__INSTRUCTION__.
Please repeat the records word for word, starting with the first line and going on through the line with "- axis-labels: FactualBench(fact".

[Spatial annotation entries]

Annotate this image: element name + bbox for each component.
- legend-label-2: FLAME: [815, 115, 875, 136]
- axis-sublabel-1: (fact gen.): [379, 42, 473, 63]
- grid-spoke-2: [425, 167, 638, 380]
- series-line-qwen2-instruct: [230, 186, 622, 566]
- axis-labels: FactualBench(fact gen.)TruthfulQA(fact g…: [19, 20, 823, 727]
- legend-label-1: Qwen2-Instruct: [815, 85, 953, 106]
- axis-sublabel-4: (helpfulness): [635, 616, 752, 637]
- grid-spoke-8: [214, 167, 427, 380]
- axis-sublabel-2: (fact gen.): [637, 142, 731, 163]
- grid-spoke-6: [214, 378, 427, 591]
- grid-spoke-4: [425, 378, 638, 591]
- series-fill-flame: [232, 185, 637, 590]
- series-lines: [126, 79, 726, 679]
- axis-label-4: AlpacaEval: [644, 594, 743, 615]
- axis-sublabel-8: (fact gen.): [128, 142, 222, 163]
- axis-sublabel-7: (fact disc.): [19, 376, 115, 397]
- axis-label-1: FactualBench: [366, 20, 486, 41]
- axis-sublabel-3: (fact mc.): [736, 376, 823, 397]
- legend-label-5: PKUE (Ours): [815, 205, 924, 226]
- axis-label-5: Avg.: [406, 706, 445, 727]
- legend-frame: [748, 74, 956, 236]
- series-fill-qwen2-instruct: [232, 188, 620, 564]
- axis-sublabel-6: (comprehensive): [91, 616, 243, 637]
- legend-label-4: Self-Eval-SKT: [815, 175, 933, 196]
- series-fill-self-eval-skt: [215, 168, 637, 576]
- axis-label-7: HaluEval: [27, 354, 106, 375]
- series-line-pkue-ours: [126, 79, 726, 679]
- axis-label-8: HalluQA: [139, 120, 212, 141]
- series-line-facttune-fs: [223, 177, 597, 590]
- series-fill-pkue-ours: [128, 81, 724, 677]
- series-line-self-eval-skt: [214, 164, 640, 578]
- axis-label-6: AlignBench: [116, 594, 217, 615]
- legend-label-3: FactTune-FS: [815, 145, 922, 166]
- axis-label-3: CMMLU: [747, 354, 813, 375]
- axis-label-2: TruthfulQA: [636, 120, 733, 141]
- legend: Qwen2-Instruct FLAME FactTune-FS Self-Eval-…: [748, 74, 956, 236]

__OUTPUT OF THE EXERCISE__.
Annotate this image: element name + bbox for each component.
- legend-label-2: FLAME: [815, 115, 875, 136]
- axis-sublabel-1: (fact gen.): [379, 42, 473, 63]
- grid-spoke-2: [425, 167, 638, 380]
- series-line-qwen2-instruct: [230, 186, 622, 566]
- axis-labels: FactualBench(fact gen.)TruthfulQA(fact g…: [19, 20, 823, 727]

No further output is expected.